— Begin Given data —
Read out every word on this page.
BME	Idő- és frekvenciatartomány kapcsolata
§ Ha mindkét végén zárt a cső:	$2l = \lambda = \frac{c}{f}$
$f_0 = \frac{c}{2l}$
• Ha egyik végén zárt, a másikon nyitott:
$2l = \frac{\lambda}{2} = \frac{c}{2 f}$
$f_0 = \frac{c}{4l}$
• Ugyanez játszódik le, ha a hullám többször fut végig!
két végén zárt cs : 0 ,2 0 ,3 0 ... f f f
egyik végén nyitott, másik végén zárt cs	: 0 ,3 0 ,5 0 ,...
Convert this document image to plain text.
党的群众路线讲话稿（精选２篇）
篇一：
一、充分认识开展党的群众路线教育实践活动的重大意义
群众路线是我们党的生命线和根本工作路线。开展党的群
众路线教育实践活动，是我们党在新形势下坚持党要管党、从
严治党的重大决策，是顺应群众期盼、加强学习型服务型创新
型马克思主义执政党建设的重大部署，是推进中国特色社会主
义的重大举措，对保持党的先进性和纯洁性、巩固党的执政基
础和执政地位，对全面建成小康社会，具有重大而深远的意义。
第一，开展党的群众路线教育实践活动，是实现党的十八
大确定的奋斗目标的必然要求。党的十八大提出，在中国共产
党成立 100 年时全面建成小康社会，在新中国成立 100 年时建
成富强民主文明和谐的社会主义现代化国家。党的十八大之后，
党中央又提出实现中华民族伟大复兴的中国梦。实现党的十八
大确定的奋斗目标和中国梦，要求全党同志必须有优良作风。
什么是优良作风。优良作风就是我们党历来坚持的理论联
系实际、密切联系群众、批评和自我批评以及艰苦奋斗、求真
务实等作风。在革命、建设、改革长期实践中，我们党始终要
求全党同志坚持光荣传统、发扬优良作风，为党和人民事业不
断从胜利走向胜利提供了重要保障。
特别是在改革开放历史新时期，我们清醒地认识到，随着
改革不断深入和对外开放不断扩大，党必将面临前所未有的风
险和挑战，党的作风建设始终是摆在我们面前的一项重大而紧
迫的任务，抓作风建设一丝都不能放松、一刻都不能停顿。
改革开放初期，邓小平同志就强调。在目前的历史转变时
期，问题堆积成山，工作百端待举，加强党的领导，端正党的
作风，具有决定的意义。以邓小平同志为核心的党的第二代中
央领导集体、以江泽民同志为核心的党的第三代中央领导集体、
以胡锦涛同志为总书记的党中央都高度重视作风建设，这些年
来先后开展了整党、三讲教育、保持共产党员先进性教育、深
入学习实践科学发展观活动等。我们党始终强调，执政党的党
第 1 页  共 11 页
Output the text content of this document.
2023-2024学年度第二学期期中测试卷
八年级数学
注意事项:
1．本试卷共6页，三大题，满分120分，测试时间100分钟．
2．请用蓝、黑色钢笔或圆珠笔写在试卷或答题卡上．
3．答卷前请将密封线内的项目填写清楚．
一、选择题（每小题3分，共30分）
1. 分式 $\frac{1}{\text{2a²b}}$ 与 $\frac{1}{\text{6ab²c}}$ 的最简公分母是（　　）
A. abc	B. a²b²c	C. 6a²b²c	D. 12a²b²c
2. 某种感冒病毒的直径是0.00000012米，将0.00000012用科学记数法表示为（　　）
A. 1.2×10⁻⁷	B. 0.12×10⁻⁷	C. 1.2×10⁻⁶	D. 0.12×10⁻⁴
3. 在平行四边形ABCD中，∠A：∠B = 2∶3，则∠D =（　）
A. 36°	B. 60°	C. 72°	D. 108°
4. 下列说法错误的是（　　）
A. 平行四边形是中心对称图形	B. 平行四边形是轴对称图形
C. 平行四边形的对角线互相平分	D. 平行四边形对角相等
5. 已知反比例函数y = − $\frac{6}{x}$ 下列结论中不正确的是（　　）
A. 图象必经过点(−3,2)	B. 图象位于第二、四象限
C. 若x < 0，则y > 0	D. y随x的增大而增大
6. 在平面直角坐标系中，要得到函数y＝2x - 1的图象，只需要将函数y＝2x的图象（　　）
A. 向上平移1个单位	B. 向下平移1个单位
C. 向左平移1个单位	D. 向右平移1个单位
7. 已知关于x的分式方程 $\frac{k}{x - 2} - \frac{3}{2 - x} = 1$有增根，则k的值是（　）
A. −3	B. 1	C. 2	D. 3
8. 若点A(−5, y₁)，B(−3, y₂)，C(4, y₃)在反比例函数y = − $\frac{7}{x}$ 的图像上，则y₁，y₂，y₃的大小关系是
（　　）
— End Given data —
* [Set exercise]: Write out the data again, exactly and in full.

* [Task output]:
Read out every word on this page.
BME	Idő- és frekvenciatartomány kapcsolata
§ Ha mindkét végén zárt a cső:	$2l = \lambda = \frac{c}{f}$
$f_0 = \frac{c}{2l}$
• Ha egyik végén zárt, a másikon nyitott:
$2l = \frac{\lambda}{2} = \frac{c}{2 f}$
$f_0 = \frac{c}{4l}$
• Ugyanez játszódik le, ha a hullám többször fut végig!
két végén zárt cs : 0 ,2 0 ,3 0 ... f f f
egyik végén nyitott, másik végén zárt cs	: 0 ,3 0 ,5 0 ,...
Convert this document image to plain text.
党的群众路线讲话稿（精选２篇）
篇一：
一、充分认识开展党的群众路线教育实践活动的重大意义
群众路线是我们党的生命线和根本工作路线。开展党的群
众路线教育实践活动，是我们党在新形势下坚持党要管党、从
严治党的重大决策，是顺应群众期盼、加强学习型服务型创新
型马克思主义执政党建设的重大部署，是推进中国特色社会主
义的重大举措，对保持党的先进性和纯洁性、巩固党的执政基
础和执政地位，对全面建成小康社会，具有重大而深远的意义。
第一，开展党的群众路线教育实践活动，是实现党的十八
大确定的奋斗目标的必然要求。党的十八大提出，在中国共产
党成立 100 年时全面建成小康社会，在新中国成立 100 年时建
成富强民主文明和谐的社会主义现代化国家。党的十八大之后，
党中央又提出实现中华民族伟大复兴的中国梦。实现党的十八
大确定的奋斗目标和中国梦，要求全党同志必须有优良作风。
什么是优良作风。优良作风就是我们党历来坚持的理论联
系实际、密切联系群众、批评和自我批评以及艰苦奋斗、求真
务实等作风。在革命、建设、改革长期实践中，我们党始终要
求全党同志坚持光荣传统、发扬优良作风，为党和人民事业不
断从胜利走向胜利提供了重要保障。
特别是在改革开放历史新时期，我们清醒地认识到，随着
改革不断深入和对外开放不断扩大，党必将面临前所未有的风
险和挑战，党的作风建设始终是摆在我们面前的一项重大而紧
迫的任务，抓作风建设一丝都不能放松、一刻都不能停顿。
改革开放初期，邓小平同志就强调。在目前的历史转变时
期，问题堆积成山，工作百端待举，加强党的领导，端正党的
作风，具有决定的意义。以邓小平同志为核心的党的第二代中
央领导集体、以江泽民同志为核心的党的第三代中央领导集体、
以胡锦涛同志为总书记的党中央都高度重视作风建设，这些年
来先后开展了整党、三讲教育、保持共产党员先进性教育、深
入学习实践科学发展观活动等。我们党始终强调，执政党的党
第 1 页  共 11 页
Output the text content of this document.
2023-2024学年度第二学期期中测试卷
八年级数学
注意事项:
1．本试卷共6页，三大题，满分120分，测试时间100分钟．
2．请用蓝、黑色钢笔或圆珠笔写在试卷或答题卡上．
3．答卷前请将密封线内的项目填写清楚．
一、选择题（每小题3分，共30分）
1. 分式 $\frac{1}{\text{2a²b}}$ 与 $\frac{1}{\text{6ab²c}}$ 的最简公分母是（　　）
A. abc	B. a²b²c	C. 6a²b²c	D. 12a²b²c
2. 某种感冒病毒的直径是0.00000012米，将0.00000012用科学记数法表示为（　　）
A. 1.2×10⁻⁷	B. 0.12×10⁻⁷	C. 1.2×10⁻⁶	D. 0.12×10⁻⁴
3. 在平行四边形ABCD中，∠A：∠B = 2∶3，则∠D =（　）
A. 36°	B. 60°	C. 72°	D. 108°
4. 下列说法错误的是（　　）
A. 平行四边形是中心对称图形	B. 平行四边形是轴对称图形
C. 平行四边形的对角线互相平分	D. 平行四边形对角相等
5. 已知反比例函数y = − $\frac{6}{x}$ 下列结论中不正确的是（　　）
A. 图象必经过点(−3,2)	B. 图象位于第二、四象限
C. 若x < 0，则y > 0	D. y随x的增大而增大
6. 在平面直角坐标系中，要得到函数y＝2x - 1的图象，只需要将函数y＝2x的图象（　　）
A. 向上平移1个单位	B. 向下平移1个单位
C. 向左平移1个单位	D. 向右平移1个单位
7. 已知关于x的分式方程 $\frac{k}{x - 2} - \frac{3}{2 - x} = 1$有增根，则k的值是（　）
A. −3	B. 1	C. 2	D. 3
8. 若点A(−5, y₁)，B(−3, y₂)，C(4, y₃)在反比例函数y = − $\frac{7}{x}$ 的图像上，则y₁，y₂，y₃的大小关系是
（　　）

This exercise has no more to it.